**Directions for this task**
In the text about SPEED TV, where is the renovated facility SPEED has moved into?

── Text segment ──

Tuesday, November 2, 2010
There's A New TV Sheriff In Town
Monday signaled the official start of the era of Patti Wheeler at SPEED TV. In the blink of an eye, a female executive took over both the programming and production departments of this now large and very important cable TV network.
Over the years, we have seen the original SpeedVision be purchased by FOX and moved from Stamford, CT to Charlotte, NC with the intent of becoming a full time NASCAR TV network. That never panned-out for a wide variety of reasons.
New to Charlotte, SPEED settled into a rented studio run by a religious group. Rented office space across the street made for a very interesting network dynamic. These days, SPEED has moved into a renovated facility near the Charlotte Motor Speedway that contains HD studios, production facilities and all the network staff.

───
── Source information ──

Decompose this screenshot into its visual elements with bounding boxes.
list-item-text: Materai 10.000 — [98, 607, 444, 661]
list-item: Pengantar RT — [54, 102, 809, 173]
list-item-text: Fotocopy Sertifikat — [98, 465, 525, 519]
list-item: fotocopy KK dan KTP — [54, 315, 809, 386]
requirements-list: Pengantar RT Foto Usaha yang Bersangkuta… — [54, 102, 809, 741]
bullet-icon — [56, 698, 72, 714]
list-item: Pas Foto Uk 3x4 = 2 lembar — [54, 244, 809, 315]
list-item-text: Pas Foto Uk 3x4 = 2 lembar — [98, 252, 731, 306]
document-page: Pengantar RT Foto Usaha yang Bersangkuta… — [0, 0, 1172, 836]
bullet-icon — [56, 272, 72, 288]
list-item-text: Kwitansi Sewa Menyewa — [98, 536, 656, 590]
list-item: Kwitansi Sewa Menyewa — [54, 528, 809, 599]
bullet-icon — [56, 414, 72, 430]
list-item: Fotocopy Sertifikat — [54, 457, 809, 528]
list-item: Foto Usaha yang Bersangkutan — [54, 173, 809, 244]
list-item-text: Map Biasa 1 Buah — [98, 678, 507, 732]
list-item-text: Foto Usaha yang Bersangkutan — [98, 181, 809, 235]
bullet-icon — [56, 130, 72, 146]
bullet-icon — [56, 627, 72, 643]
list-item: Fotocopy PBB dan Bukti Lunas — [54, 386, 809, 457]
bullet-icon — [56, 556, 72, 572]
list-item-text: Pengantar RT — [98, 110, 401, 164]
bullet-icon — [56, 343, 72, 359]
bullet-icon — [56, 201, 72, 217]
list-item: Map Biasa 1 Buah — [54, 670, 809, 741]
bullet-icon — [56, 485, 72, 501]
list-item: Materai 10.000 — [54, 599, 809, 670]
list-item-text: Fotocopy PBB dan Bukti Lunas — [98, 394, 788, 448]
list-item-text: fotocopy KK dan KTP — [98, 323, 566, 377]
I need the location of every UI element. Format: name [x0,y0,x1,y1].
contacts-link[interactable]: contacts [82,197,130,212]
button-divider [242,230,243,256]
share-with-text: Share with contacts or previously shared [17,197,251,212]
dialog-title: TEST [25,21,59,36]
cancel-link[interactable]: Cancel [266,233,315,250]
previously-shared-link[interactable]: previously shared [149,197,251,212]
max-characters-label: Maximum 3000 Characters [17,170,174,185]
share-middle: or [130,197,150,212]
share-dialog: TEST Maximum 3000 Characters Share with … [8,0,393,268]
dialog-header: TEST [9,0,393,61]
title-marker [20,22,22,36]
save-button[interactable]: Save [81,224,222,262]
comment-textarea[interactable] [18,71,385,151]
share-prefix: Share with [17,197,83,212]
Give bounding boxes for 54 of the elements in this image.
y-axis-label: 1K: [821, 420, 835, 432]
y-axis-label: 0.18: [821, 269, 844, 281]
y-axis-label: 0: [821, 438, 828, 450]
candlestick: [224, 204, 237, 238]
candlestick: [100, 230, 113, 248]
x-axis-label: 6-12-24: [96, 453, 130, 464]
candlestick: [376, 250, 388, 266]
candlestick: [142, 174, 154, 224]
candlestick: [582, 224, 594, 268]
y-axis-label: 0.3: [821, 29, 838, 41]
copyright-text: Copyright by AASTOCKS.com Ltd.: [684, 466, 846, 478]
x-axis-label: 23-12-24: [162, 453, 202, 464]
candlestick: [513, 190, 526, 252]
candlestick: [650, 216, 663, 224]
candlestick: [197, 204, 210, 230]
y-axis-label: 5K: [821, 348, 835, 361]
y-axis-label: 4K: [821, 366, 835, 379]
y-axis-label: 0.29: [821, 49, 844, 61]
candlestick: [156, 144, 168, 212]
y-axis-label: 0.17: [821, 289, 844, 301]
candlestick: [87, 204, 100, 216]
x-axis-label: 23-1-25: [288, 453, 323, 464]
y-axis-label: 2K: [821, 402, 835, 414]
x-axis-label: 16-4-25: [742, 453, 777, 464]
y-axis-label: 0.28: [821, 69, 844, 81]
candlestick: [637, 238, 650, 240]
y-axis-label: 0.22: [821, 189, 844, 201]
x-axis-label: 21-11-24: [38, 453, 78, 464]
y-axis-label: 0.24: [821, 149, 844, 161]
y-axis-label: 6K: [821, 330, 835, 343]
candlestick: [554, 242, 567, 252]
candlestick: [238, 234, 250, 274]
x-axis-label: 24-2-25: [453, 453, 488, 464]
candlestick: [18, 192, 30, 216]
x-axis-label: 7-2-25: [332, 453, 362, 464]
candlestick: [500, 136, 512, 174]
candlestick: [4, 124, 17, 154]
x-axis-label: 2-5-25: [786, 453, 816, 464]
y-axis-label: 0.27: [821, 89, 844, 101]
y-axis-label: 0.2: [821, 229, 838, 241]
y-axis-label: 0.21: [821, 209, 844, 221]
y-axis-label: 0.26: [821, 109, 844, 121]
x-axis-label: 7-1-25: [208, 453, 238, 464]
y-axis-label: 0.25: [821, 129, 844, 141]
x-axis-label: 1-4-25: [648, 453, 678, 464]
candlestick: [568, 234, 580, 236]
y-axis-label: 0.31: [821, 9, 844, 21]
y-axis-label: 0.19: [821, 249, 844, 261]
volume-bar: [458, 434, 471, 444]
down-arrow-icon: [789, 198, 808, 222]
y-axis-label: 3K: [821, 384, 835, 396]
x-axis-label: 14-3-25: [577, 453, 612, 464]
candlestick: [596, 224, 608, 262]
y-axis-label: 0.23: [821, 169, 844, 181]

───

**Response for this exercise**
Near the Charlotte Motor Speedway.